[Start of EXERCISE MATERIALS]

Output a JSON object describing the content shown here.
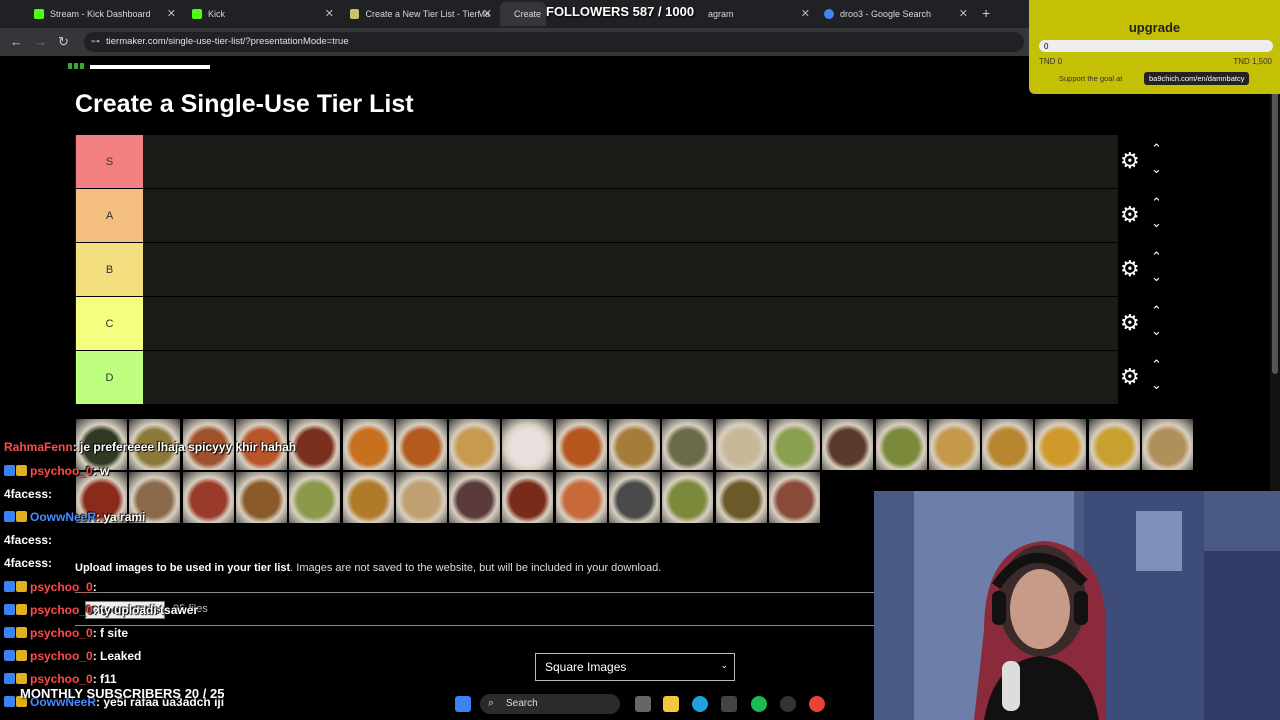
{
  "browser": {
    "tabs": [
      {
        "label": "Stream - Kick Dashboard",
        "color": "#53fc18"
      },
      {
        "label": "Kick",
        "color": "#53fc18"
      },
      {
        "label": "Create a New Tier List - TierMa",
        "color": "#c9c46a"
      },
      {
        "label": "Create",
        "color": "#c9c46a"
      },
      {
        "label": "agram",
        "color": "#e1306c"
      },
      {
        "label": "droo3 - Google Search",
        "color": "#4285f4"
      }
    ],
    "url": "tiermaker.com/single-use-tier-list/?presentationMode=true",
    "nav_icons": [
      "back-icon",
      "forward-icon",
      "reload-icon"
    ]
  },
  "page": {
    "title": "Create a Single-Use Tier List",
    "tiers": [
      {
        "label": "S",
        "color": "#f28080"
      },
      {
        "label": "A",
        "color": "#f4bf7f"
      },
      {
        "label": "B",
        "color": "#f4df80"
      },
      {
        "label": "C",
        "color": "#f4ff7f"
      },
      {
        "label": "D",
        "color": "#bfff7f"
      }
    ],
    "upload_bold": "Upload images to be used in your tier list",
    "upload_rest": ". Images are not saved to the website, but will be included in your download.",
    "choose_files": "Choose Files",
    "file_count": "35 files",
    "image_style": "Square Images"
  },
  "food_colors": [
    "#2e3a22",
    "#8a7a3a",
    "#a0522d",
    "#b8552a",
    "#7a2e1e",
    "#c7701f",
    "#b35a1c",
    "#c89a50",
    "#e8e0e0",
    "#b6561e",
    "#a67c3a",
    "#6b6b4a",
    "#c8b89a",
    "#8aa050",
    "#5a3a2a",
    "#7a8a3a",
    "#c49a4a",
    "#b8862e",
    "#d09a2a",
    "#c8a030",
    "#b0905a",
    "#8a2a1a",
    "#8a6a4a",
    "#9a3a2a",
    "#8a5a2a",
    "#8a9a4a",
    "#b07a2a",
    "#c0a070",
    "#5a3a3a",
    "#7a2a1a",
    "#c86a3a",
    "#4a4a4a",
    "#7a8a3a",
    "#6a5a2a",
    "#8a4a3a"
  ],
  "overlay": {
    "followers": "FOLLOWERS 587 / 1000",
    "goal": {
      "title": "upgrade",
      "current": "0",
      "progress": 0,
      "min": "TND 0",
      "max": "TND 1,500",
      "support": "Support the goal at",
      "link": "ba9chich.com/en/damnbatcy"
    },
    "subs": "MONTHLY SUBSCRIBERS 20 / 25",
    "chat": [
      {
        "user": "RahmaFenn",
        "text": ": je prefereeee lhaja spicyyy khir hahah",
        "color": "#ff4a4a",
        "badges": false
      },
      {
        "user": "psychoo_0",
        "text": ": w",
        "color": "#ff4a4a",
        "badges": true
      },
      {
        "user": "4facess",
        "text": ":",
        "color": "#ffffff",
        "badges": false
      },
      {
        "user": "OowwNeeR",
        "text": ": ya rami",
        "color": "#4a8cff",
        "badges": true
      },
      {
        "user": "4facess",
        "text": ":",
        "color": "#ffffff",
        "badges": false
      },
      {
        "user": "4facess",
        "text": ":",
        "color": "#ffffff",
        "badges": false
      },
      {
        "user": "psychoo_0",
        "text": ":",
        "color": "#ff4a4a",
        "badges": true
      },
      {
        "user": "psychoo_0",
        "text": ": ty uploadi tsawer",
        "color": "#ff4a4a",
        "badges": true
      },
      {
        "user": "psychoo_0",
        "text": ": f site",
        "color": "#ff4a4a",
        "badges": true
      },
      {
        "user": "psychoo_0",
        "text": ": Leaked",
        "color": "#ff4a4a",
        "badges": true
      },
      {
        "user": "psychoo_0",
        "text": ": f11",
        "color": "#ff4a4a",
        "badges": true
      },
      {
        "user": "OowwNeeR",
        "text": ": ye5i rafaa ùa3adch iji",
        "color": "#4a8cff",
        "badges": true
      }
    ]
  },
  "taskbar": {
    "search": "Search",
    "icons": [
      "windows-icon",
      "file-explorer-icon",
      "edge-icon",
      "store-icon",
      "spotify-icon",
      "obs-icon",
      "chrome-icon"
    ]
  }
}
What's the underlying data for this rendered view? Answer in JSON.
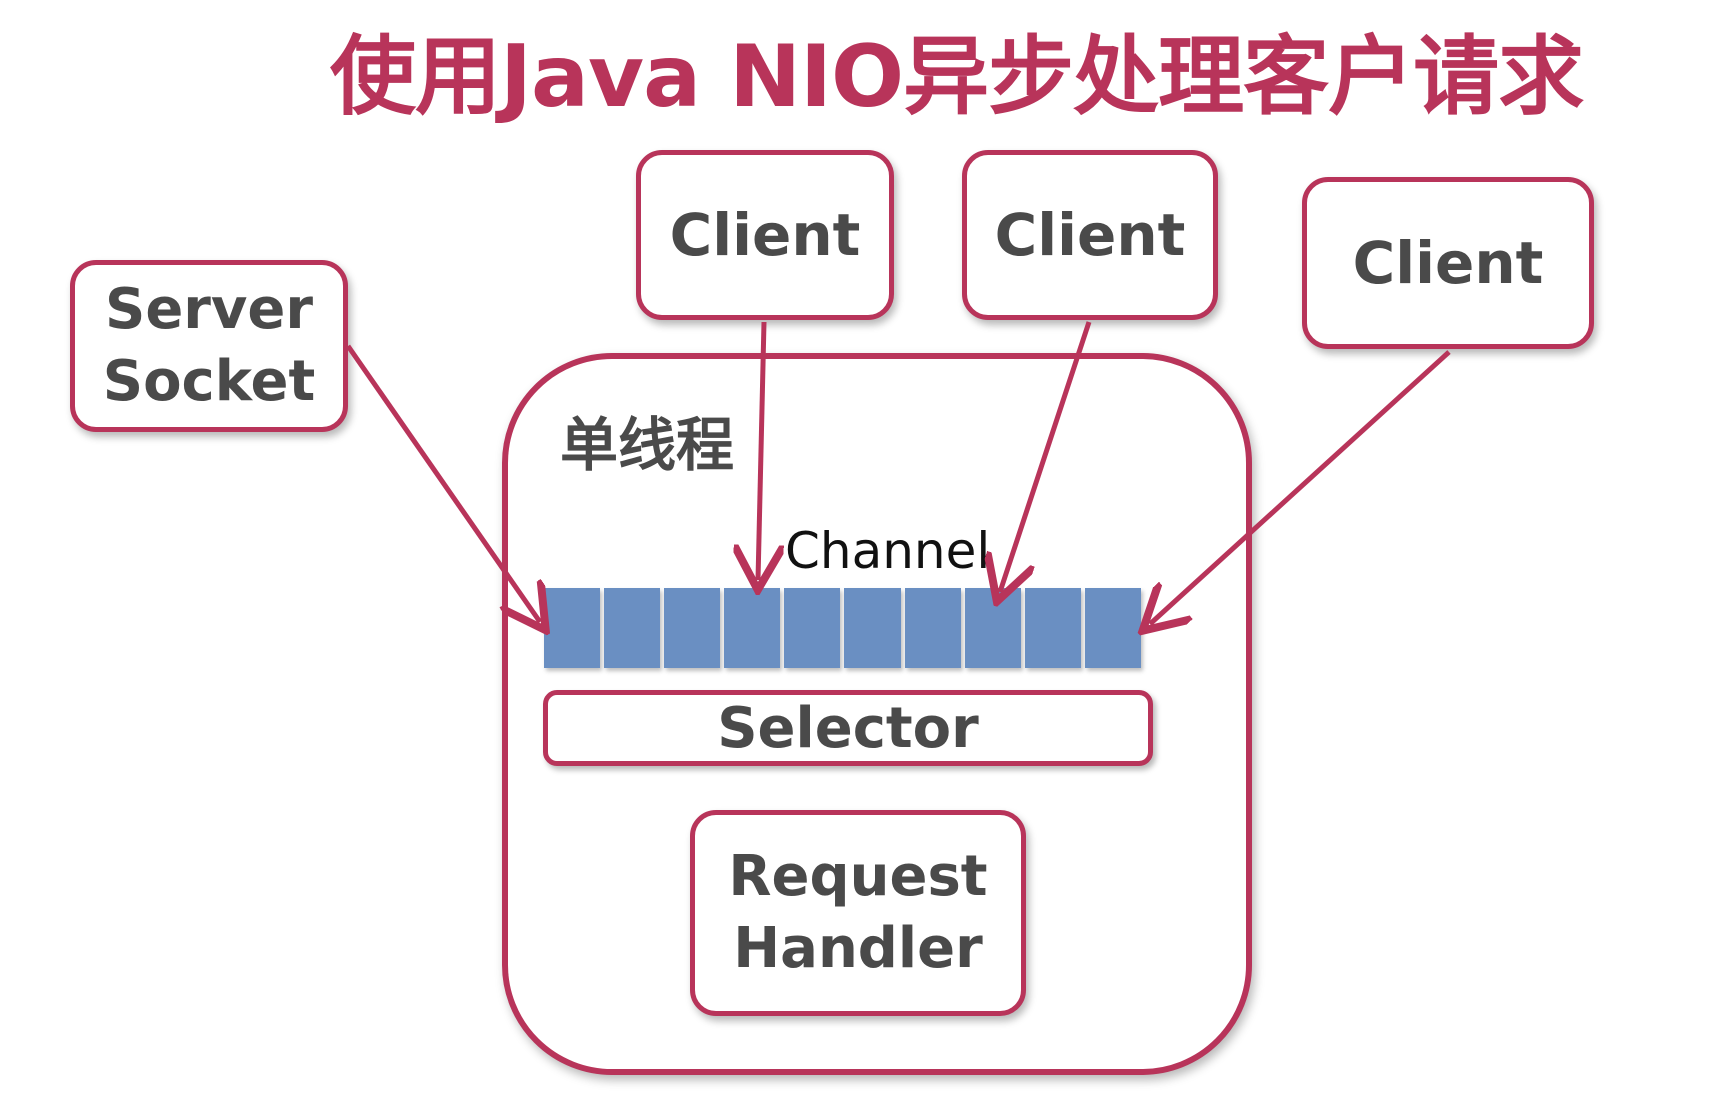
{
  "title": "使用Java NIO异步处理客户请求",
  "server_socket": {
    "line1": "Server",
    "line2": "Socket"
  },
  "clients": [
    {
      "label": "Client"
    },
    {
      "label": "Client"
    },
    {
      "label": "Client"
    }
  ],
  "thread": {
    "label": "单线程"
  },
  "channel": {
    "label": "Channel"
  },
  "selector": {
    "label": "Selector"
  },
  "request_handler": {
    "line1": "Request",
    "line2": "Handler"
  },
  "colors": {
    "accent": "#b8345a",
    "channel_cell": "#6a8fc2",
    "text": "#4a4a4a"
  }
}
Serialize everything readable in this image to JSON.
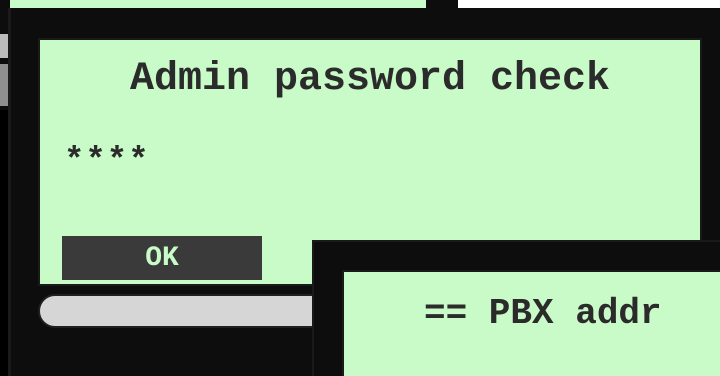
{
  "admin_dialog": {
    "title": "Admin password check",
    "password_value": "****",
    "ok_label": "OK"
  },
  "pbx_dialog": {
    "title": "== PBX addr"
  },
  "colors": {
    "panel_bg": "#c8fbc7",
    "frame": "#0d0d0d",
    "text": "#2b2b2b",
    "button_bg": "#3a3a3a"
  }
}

[End of EXERCISE MATERIALS]

Search the entries for the word "JSON", then list each line that holds it.

Output a JSON object describing the content shown here.
What's the underlying data for this rendered view? Answer in JSON.
Serialize everything readable in this image to JSON.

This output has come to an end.